- [PROVIDED RECORDS]

————

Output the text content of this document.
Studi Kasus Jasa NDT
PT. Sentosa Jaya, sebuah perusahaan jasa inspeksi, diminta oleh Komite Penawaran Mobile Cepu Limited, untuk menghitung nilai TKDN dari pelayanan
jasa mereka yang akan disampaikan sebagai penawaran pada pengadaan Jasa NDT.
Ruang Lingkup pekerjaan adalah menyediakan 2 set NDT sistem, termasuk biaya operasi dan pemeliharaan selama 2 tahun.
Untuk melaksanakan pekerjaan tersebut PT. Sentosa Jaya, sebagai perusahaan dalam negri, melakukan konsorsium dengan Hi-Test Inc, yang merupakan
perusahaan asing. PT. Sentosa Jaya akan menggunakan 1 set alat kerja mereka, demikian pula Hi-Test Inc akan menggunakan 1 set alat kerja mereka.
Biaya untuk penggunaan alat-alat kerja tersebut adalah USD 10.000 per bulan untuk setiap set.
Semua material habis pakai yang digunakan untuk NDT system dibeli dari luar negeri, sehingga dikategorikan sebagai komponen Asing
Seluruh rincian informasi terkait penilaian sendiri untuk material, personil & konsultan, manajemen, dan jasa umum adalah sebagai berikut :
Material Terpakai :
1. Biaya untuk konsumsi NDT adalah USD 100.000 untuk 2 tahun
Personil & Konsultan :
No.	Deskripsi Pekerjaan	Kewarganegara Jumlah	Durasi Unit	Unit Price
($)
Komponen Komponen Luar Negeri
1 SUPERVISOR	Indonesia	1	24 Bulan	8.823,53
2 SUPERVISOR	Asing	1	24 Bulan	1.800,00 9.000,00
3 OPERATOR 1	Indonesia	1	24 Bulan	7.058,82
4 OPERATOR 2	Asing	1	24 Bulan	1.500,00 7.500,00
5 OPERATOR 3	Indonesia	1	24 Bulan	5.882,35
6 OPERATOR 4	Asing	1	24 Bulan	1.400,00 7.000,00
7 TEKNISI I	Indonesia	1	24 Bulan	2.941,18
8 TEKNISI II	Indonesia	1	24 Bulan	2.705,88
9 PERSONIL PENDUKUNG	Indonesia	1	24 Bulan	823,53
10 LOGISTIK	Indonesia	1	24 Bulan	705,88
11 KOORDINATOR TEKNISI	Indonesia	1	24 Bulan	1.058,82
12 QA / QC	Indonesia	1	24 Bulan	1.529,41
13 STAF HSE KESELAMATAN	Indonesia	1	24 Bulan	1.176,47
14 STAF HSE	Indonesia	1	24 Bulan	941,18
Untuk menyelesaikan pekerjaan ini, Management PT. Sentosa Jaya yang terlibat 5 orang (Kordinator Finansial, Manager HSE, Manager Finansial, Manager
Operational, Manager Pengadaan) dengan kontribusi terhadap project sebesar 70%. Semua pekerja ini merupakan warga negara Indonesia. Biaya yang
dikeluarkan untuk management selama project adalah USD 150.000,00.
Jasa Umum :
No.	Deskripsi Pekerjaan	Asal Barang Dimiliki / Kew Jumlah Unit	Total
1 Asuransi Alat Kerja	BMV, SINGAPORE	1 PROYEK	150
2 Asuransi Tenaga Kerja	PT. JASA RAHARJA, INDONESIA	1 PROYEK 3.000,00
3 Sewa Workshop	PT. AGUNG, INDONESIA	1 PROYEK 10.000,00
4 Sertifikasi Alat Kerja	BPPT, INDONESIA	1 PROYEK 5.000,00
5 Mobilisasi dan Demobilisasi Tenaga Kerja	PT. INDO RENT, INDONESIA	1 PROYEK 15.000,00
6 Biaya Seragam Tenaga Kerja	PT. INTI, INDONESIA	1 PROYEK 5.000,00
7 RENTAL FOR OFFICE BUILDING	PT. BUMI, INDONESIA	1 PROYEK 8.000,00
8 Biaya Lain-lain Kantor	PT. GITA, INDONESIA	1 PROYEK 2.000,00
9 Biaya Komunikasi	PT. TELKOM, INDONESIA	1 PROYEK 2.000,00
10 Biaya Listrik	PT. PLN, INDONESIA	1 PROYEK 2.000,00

————

- [TASK DESCRIPTION]
Write out the data again, exactly and in full.

- [ANSWER TO THIS PROBLEM]
Output the text content of this document.
Studi Kasus Jasa NDT
PT. Sentosa Jaya, sebuah perusahaan jasa inspeksi, diminta oleh Komite Penawaran Mobile Cepu Limited, untuk menghitung nilai TKDN dari pelayanan
jasa mereka yang akan disampaikan sebagai penawaran pada pengadaan Jasa NDT.
Ruang Lingkup pekerjaan adalah menyediakan 2 set NDT sistem, termasuk biaya operasi dan pemeliharaan selama 2 tahun.
Untuk melaksanakan pekerjaan tersebut PT. Sentosa Jaya, sebagai perusahaan dalam negri, melakukan konsorsium dengan Hi-Test Inc, yang merupakan
perusahaan asing. PT. Sentosa Jaya akan menggunakan 1 set alat kerja mereka, demikian pula Hi-Test Inc akan menggunakan 1 set alat kerja mereka.
Biaya untuk penggunaan alat-alat kerja tersebut adalah USD 10.000 per bulan untuk setiap set.
Semua material habis pakai yang digunakan untuk NDT system dibeli dari luar negeri, sehingga dikategorikan sebagai komponen Asing
Seluruh rincian informasi terkait penilaian sendiri untuk material, personil & konsultan, manajemen, dan jasa umum adalah sebagai berikut :
Material Terpakai :
1. Biaya untuk konsumsi NDT adalah USD 100.000 untuk 2 tahun
Personil & Konsultan :
No.	Deskripsi Pekerjaan	Kewarganegara Jumlah	Durasi Unit	Unit Price
($)
Komponen Komponen Luar Negeri
1 SUPERVISOR	Indonesia	1	24 Bulan	8.823,53
2 SUPERVISOR	Asing	1	24 Bulan	1.800,00 9.000,00
3 OPERATOR 1	Indonesia	1	24 Bulan	7.058,82
4 OPERATOR 2	Asing	1	24 Bulan	1.500,00 7.500,00
5 OPERATOR 3	Indonesia	1	24 Bulan	5.882,35
6 OPERATOR 4	Asing	1	24 Bulan	1.400,00 7.000,00
7 TEKNISI I	Indonesia	1	24 Bulan	2.941,18
8 TEKNISI II	Indonesia	1	24 Bulan	2.705,88
9 PERSONIL PENDUKUNG	Indonesia	1	24 Bulan	823,53
10 LOGISTIK	Indonesia	1	24 Bulan	705,88
11 KOORDINATOR TEKNISI	Indonesia	1	24 Bulan	1.058,82
12 QA / QC	Indonesia	1	24 Bulan	1.529,41
13 STAF HSE KESELAMATAN	Indonesia	1	24 Bulan	1.176,47
14 STAF HSE	Indonesia	1	24 Bulan	941,18
Untuk menyelesaikan pekerjaan ini, Management PT. Sentosa Jaya yang terlibat 5 orang (Kordinator Finansial, Manager HSE, Manager Finansial, Manager
Operational, Manager Pengadaan) dengan kontribusi terhadap project sebesar 70%. Semua pekerja ini merupakan warga negara Indonesia. Biaya yang
dikeluarkan untuk management selama project adalah USD 150.000,00.
Jasa Umum :
No.	Deskripsi Pekerjaan	Asal Barang Dimiliki / Kew Jumlah Unit	Total
1 Asuransi Alat Kerja	BMV, SINGAPORE	1 PROYEK	150
2 Asuransi Tenaga Kerja	PT. JASA RAHARJA, INDONESIA	1 PROYEK 3.000,00
3 Sewa Workshop	PT. AGUNG, INDONESIA	1 PROYEK 10.000,00
4 Sertifikasi Alat Kerja	BPPT, INDONESIA	1 PROYEK 5.000,00
5 Mobilisasi dan Demobilisasi Tenaga Kerja	PT. INDO RENT, INDONESIA	1 PROYEK 15.000,00
6 Biaya Seragam Tenaga Kerja	PT. INTI, INDONESIA	1 PROYEK 5.000,00
7 RENTAL FOR OFFICE BUILDING	PT. BUMI, INDONESIA	1 PROYEK 8.000,00
8 Biaya Lain-lain Kantor	PT. GITA, INDONESIA	1 PROYEK 2.000,00
9 Biaya Komunikasi	PT. TELKOM, INDONESIA	1 PROYEK 2.000,00
10 Biaya Listrik	PT. PLN, INDONESIA	1 PROYEK 2.000,00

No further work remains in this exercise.